> [INSTRUCTION]: Select all lines holding the word "type" from the entries that follow.

> [DATA SHOWN]:
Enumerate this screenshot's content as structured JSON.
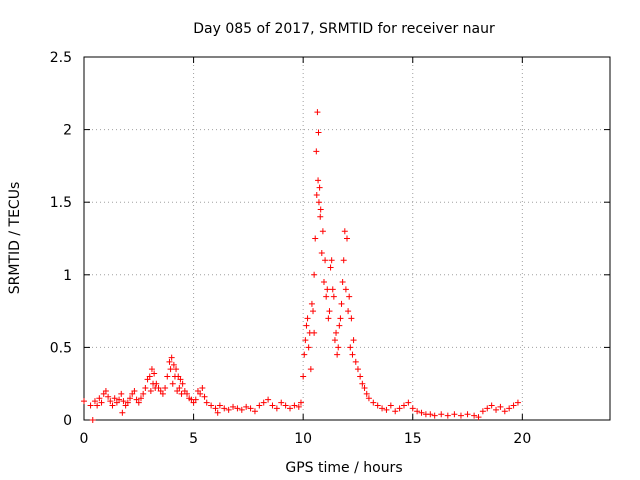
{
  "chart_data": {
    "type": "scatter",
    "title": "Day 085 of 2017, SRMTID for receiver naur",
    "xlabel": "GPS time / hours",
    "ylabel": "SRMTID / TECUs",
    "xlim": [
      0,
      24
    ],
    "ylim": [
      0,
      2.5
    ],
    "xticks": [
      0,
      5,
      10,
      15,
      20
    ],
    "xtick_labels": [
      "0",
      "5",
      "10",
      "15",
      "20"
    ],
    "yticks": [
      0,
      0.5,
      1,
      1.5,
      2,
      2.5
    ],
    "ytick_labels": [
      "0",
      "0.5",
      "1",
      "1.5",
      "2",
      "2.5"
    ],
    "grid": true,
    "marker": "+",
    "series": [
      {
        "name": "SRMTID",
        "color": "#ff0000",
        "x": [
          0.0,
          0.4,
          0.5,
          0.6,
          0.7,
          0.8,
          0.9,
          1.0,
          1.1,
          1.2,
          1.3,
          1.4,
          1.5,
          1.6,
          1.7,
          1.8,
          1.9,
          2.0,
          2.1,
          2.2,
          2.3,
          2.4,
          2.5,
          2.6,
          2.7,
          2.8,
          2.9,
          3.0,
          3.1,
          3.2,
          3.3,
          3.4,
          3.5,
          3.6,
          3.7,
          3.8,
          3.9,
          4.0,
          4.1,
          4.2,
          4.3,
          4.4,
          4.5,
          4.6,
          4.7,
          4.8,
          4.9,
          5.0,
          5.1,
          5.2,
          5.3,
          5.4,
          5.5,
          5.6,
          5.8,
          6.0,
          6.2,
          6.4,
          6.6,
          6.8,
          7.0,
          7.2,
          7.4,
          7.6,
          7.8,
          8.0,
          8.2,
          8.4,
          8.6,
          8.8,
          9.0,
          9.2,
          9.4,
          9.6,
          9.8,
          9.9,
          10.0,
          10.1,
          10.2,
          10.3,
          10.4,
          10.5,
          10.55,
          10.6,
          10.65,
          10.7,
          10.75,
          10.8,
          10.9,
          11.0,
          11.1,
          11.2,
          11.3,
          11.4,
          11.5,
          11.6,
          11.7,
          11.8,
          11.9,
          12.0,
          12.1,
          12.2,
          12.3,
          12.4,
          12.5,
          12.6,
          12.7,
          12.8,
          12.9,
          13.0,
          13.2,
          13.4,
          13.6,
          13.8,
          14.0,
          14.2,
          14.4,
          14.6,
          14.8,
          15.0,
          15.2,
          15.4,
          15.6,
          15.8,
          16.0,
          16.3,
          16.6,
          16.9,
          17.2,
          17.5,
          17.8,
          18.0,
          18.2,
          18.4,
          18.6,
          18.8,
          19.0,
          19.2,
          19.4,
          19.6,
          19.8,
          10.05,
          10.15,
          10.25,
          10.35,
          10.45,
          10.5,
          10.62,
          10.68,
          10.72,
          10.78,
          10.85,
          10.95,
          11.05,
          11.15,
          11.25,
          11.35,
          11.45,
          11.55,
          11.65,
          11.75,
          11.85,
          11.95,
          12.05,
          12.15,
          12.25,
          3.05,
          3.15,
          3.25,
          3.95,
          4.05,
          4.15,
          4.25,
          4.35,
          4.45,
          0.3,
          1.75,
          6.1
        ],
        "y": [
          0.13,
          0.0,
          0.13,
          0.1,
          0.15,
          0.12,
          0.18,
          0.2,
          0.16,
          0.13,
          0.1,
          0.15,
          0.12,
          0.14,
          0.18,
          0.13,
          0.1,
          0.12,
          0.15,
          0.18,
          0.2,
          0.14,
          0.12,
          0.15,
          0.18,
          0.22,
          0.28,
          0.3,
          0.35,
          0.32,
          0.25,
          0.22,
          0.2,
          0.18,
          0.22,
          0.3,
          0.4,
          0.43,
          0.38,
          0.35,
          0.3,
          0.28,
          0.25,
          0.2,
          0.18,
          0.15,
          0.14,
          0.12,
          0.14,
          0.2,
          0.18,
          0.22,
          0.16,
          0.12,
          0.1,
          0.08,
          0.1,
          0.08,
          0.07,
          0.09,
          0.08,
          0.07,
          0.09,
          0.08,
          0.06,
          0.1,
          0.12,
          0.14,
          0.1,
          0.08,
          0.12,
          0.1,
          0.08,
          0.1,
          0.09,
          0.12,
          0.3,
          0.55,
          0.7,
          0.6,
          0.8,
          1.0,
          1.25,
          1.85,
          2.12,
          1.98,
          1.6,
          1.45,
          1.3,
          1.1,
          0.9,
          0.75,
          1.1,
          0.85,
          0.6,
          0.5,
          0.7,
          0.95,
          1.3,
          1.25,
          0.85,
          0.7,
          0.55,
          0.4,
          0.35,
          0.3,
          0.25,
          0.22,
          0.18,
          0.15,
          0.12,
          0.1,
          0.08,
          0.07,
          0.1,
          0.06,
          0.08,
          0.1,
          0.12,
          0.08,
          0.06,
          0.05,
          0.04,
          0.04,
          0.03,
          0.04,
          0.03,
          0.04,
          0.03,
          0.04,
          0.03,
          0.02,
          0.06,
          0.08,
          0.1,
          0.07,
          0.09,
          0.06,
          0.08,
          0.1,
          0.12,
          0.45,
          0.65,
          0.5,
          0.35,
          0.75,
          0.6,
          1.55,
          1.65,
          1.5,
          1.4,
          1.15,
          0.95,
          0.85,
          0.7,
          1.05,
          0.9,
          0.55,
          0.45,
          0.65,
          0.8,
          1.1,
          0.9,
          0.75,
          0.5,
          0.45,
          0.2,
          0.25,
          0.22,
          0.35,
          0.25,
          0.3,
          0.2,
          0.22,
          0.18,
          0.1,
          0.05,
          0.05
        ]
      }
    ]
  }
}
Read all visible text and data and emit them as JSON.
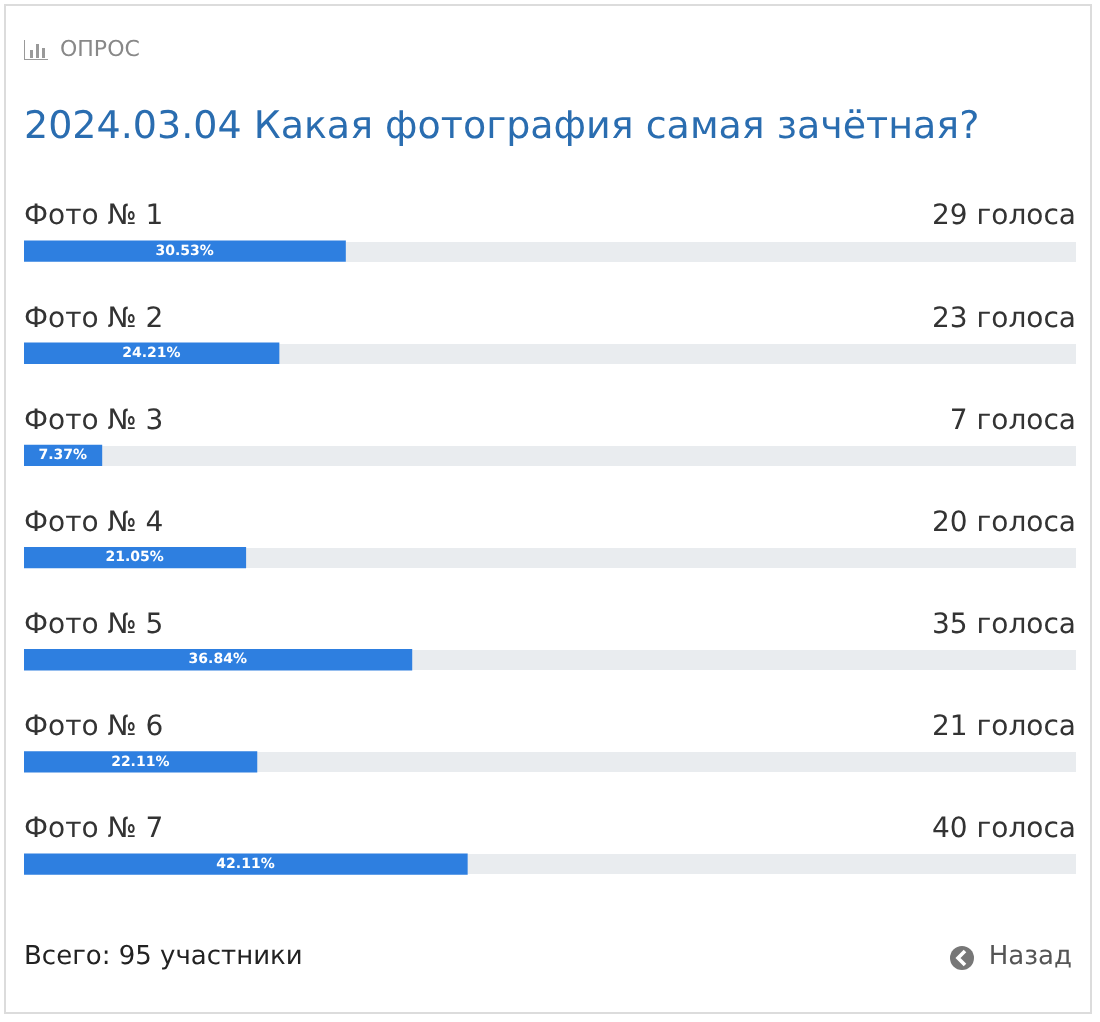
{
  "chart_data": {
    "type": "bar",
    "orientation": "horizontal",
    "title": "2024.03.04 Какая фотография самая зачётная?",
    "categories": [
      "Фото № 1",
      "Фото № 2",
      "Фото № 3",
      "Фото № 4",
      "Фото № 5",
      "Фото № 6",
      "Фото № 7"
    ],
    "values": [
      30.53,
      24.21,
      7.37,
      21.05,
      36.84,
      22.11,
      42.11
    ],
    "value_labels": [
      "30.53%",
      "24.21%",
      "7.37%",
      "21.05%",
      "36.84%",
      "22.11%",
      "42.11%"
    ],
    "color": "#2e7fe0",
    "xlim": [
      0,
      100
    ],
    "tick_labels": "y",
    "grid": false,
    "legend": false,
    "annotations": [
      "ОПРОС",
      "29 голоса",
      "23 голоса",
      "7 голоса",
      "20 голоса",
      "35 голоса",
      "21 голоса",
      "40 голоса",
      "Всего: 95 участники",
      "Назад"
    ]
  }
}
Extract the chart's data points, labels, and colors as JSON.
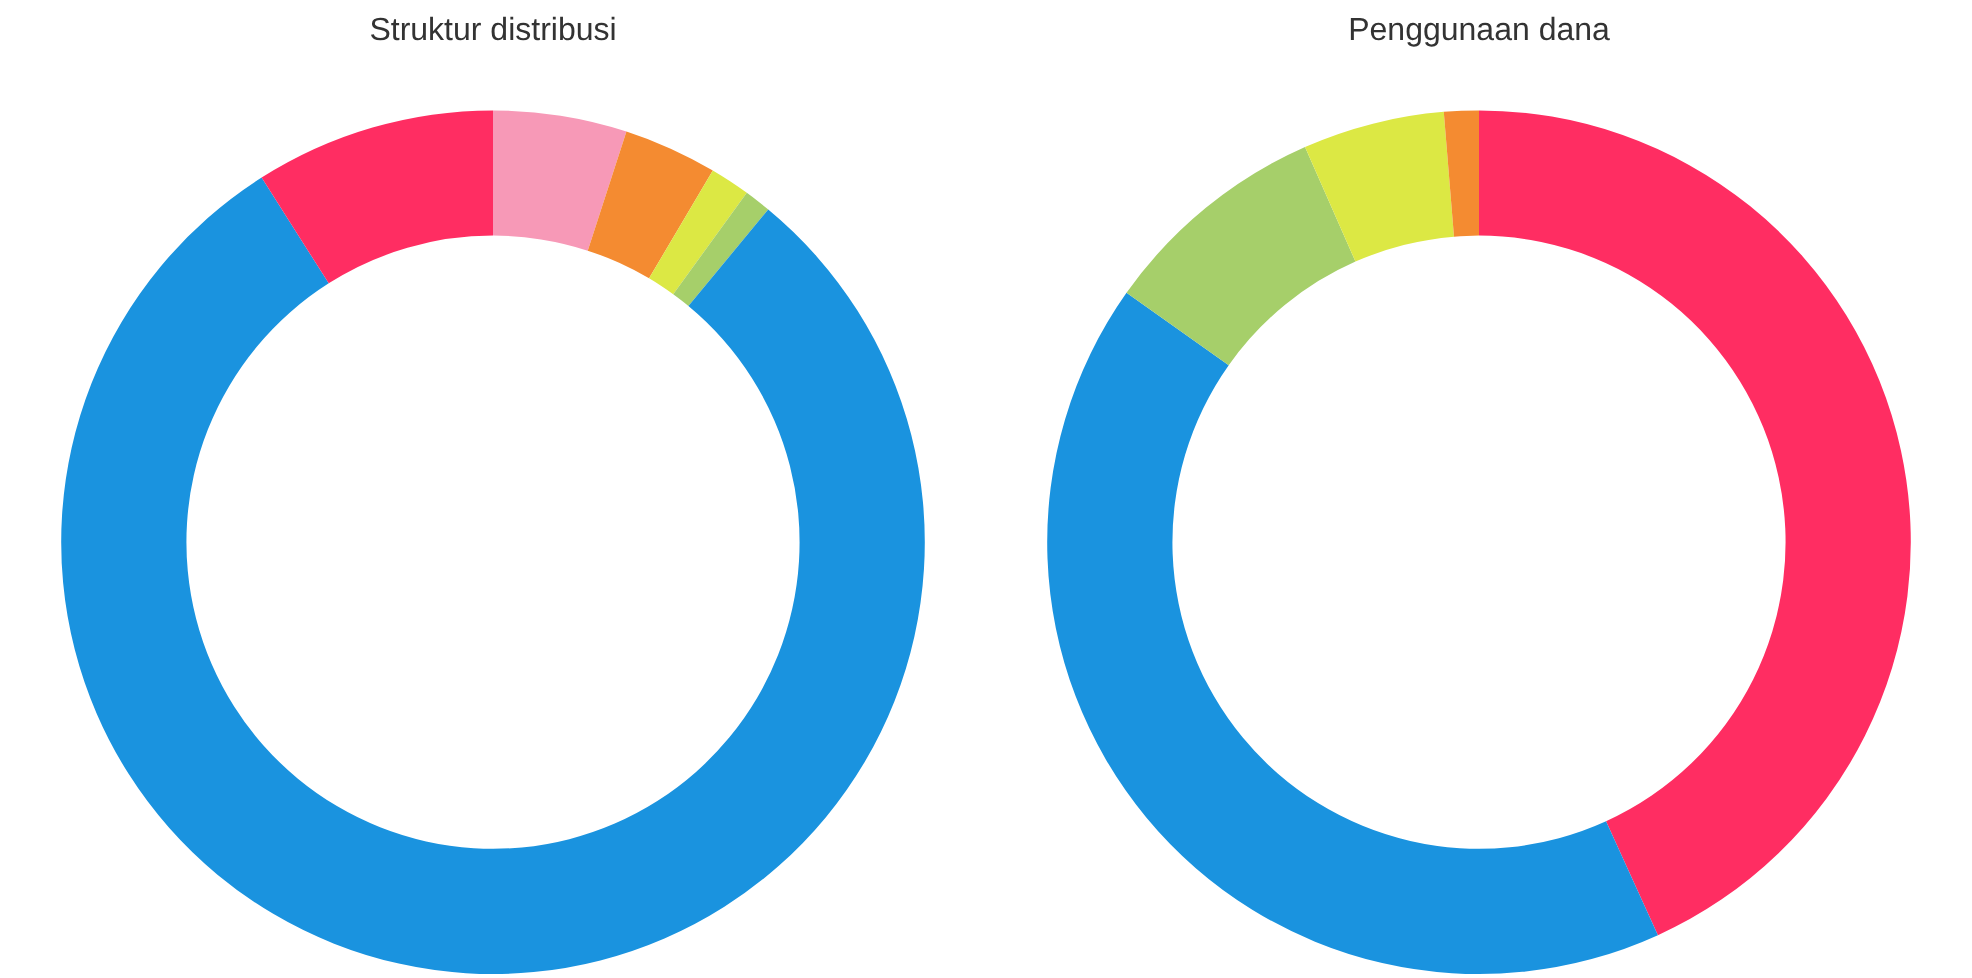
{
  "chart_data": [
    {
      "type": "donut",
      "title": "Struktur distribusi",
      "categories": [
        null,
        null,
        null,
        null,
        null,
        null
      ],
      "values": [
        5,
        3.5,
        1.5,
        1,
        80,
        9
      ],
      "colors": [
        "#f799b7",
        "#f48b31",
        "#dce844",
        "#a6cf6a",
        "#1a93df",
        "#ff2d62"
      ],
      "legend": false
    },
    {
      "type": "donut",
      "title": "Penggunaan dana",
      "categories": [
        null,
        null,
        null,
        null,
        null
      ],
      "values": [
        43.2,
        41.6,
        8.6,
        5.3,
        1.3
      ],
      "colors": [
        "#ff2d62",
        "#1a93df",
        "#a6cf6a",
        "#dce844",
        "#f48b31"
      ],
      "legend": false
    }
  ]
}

> [SOLUTION BELOW]:
    "type": "scatter",
    "type": "bar",
      "type": "donut",
      "type": "donut",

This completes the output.